[Entries from a dataset]
= = = = =
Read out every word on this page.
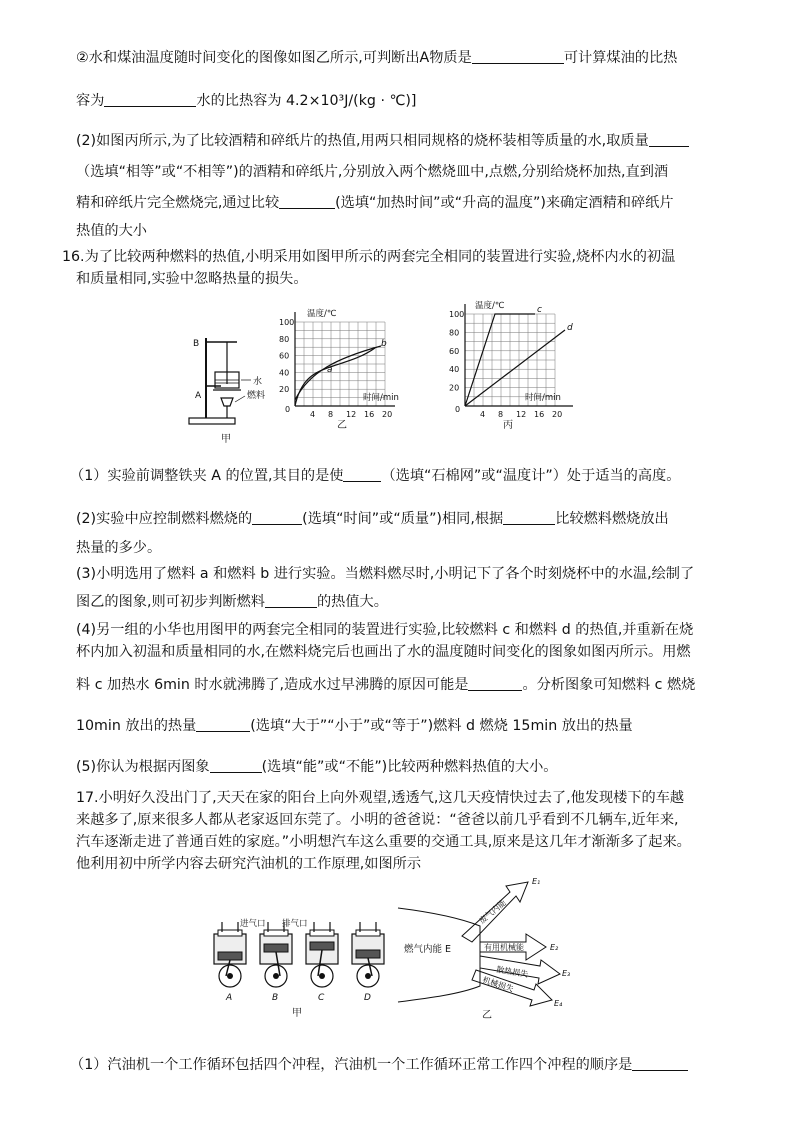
②水和煤油温度随时间变化的图像如图乙所示,可判断出A物质是	可计算煤油的比热
容为	水的比热容为 4.2×10³J/(kg · ℃)]
(2)如图丙所示,为了比较酒精和碎纸片的热值,用两只相同规格的烧杯装相等质量的水,取质量
（选填“相等”或“不相等”)的酒精和碎纸片,分别放入两个燃烧皿中,点燃,分别给烧杯加热,直到酒
精和碎纸片完全燃烧完,通过比较	(选填“加热时间”或“升高的温度”)来确定酒精和碎纸片
热值的大小
16.为了比较两种燃料的热值,小明采用如图甲所示的两套完全相同的装置进行实验,烧杯内水的初温
和质量相同,实验中忽略热量的损失。
B
A
水
燃料
甲
a
b
温度/℃
时间/min
0
100
80
60
40
20
4 8 12 16 20
乙
c
d
温度/℃
时间/min
0
100
80
60
40
20
4 8 12 16 20
丙
（1）实验前调整铁夹 A 的位置,其目的是使	（选填“石棉网”或“温度计”）处于适当的高度。
(2)实验中应控制燃料燃烧的	(选填“时间”或“质量”)相同,根据	比较燃料燃烧放出
热量的多少。
(3)小明选用了燃料 a 和燃料 b 进行实验。当燃料燃尽时,小明记下了各个时刻烧杯中的水温,绘制了
图乙的图象,则可初步判断燃料	的热值大。
(4)另一组的小华也用图甲的两套完全相同的装置进行实验,比较燃料 c 和燃料 d 的热值,并重新在烧
杯内加入初温和质量相同的水,在燃料烧完后也画出了水的温度随时间变化的图象如图丙所示。用燃
料 c 加热水 6min 时水就沸腾了,造成水过早沸腾的原因可能是	。分析图象可知燃料 c 燃烧
10min 放出的热量	(选填“大于”“小于”或“等于”)燃料 d 燃烧 15min 放出的热量
(5)你认为根据丙图象	(选填“能”或“不能”)比较两种燃料热值的大小。
17.小明好久没出门了,天天在家的阳台上向外观望,透透气,这几天疫情快过去了,他发现楼下的车越
来越多了,原来很多人都从老家返回东莞了。小明的爸爸说：“爸爸以前几乎看到不几辆车,近年来,
汽车逐渐走进了普通百姓的家庭。”小明想汽车这么重要的交通工具,原来是这几年才渐渐多了起来。
他利用初中所学内容去研究汽油机的工作原理,如图所示
进气口 排气口
A	B	C	D
甲
燃气内能 E
废气内能
有用机械能
散热损失
机械损失
E₁
E₂
E₃
E₄
乙
（1）汽油机一个工作循环包括四个冲程，汽油机一个工作循环正常工作四个冲程的顺序是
= = = = =
● What needs to be done:
Without including any pictures, output all the entries above exactly.

● Output for this exercise:
Read out every word on this page.
②水和煤油温度随时间变化的图像如图乙所示,可判断出A物质是	可计算煤油的比热
容为	水的比热容为 4.2×10³J/(kg · ℃)]
(2)如图丙所示,为了比较酒精和碎纸片的热值,用两只相同规格的烧杯装相等质量的水,取质量
（选填“相等”或“不相等”)的酒精和碎纸片,分别放入两个燃烧皿中,点燃,分别给烧杯加热,直到酒
精和碎纸片完全燃烧完,通过比较	(选填“加热时间”或“升高的温度”)来确定酒精和碎纸片
热值的大小
16.为了比较两种燃料的热值,小明采用如图甲所示的两套完全相同的装置进行实验,烧杯内水的初温
和质量相同,实验中忽略热量的损失。
B
A
水
燃料
甲
a
b
温度/℃
时间/min
0
100
80
60
40
20
4 8 12 16 20
乙
c
d
温度/℃
时间/min
0
100
80
60
40
20
4 8 12 16 20
丙
（1）实验前调整铁夹 A 的位置,其目的是使	（选填“石棉网”或“温度计”）处于适当的高度。
(2)实验中应控制燃料燃烧的	(选填“时间”或“质量”)相同,根据	比较燃料燃烧放出
热量的多少。
(3)小明选用了燃料 a 和燃料 b 进行实验。当燃料燃尽时,小明记下了各个时刻烧杯中的水温,绘制了
图乙的图象,则可初步判断燃料	的热值大。
(4)另一组的小华也用图甲的两套完全相同的装置进行实验,比较燃料 c 和燃料 d 的热值,并重新在烧
杯内加入初温和质量相同的水,在燃料烧完后也画出了水的温度随时间变化的图象如图丙所示。用燃
料 c 加热水 6min 时水就沸腾了,造成水过早沸腾的原因可能是	。分析图象可知燃料 c 燃烧
10min 放出的热量	(选填“大于”“小于”或“等于”)燃料 d 燃烧 15min 放出的热量
(5)你认为根据丙图象	(选填“能”或“不能”)比较两种燃料热值的大小。
17.小明好久没出门了,天天在家的阳台上向外观望,透透气,这几天疫情快过去了,他发现楼下的车越
来越多了,原来很多人都从老家返回东莞了。小明的爸爸说：“爸爸以前几乎看到不几辆车,近年来,
汽车逐渐走进了普通百姓的家庭。”小明想汽车这么重要的交通工具,原来是这几年才渐渐多了起来。
他利用初中所学内容去研究汽油机的工作原理,如图所示
进气口 排气口
A	B	C	D
甲
燃气内能 E
废气内能
有用机械能
散热损失
机械损失
E₁
E₂
E₃
E₄
乙
（1）汽油机一个工作循环包括四个冲程，汽油机一个工作循环正常工作四个冲程的顺序是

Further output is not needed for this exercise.